===== Records to process =====
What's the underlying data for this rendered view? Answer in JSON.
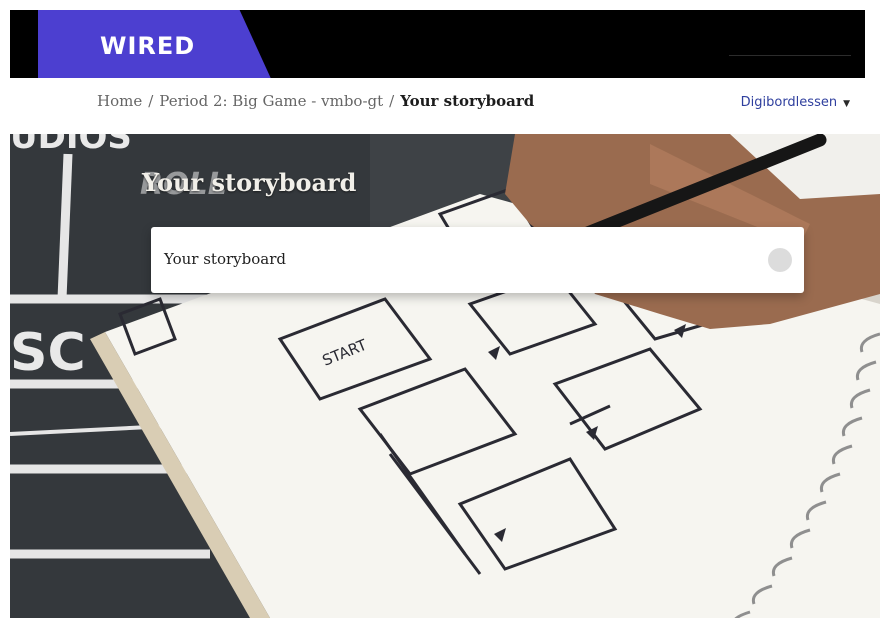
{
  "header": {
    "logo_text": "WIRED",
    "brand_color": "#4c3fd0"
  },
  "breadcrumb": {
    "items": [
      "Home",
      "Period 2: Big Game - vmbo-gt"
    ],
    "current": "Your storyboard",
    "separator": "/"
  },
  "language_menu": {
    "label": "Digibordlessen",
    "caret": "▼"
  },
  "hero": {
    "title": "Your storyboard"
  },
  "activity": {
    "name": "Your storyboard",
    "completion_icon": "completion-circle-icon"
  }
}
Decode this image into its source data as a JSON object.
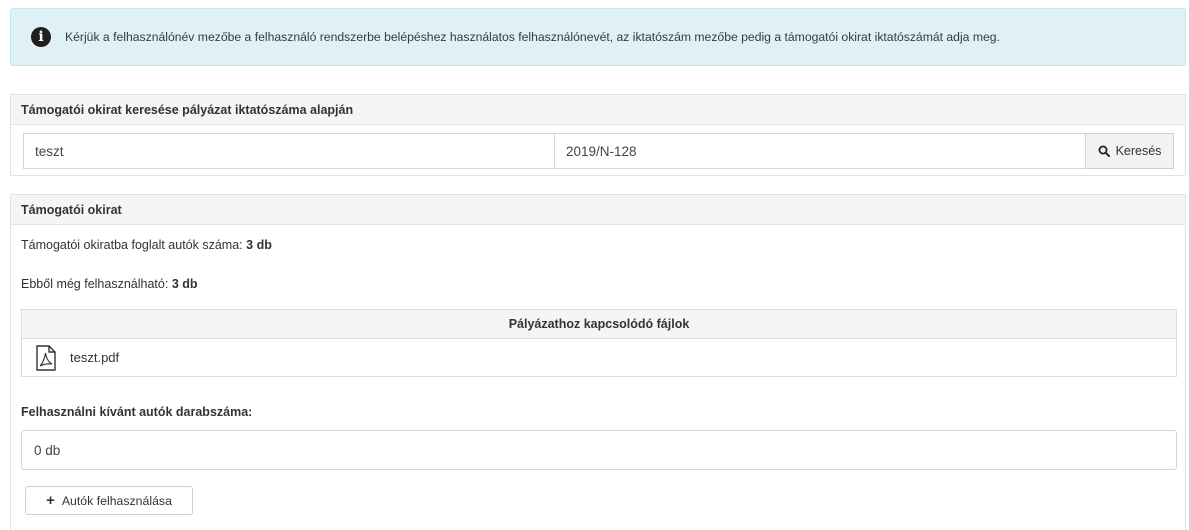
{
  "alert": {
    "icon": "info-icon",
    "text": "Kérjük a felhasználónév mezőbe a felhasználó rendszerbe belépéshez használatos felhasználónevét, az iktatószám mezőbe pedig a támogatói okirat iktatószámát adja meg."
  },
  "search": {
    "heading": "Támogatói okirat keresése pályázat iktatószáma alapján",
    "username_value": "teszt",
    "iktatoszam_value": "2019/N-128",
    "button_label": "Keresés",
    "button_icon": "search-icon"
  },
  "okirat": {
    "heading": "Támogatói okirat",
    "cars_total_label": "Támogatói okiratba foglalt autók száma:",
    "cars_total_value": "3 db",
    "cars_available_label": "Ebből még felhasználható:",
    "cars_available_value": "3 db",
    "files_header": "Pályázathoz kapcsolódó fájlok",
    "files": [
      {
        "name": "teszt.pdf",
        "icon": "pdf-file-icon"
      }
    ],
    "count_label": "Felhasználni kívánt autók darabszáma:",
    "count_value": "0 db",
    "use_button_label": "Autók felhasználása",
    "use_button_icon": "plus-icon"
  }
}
=====
__What you will do__:
Skip the pictures; extract only the lines from the line with "Decode this image" through the final line of the material, exactly as they appear.

__Right answer__:
Decode this image into its source data as a JSON object.
{
  "alert": {
    "icon": "info-icon",
    "text": "Kérjük a felhasználónév mezőbe a felhasználó rendszerbe belépéshez használatos felhasználónevét, az iktatószám mezőbe pedig a támogatói okirat iktatószámát adja meg."
  },
  "search": {
    "heading": "Támogatói okirat keresése pályázat iktatószáma alapján",
    "username_value": "teszt",
    "iktatoszam_value": "2019/N-128",
    "button_label": "Keresés",
    "button_icon": "search-icon"
  },
  "okirat": {
    "heading": "Támogatói okirat",
    "cars_total_label": "Támogatói okiratba foglalt autók száma:",
    "cars_total_value": "3 db",
    "cars_available_label": "Ebből még felhasználható:",
    "cars_available_value": "3 db",
    "files_header": "Pályázathoz kapcsolódó fájlok",
    "files": [
      {
        "name": "teszt.pdf",
        "icon": "pdf-file-icon"
      }
    ],
    "count_label": "Felhasználni kívánt autók darabszáma:",
    "count_value": "0 db",
    "use_button_label": "Autók felhasználása",
    "use_button_icon": "plus-icon"
  }
}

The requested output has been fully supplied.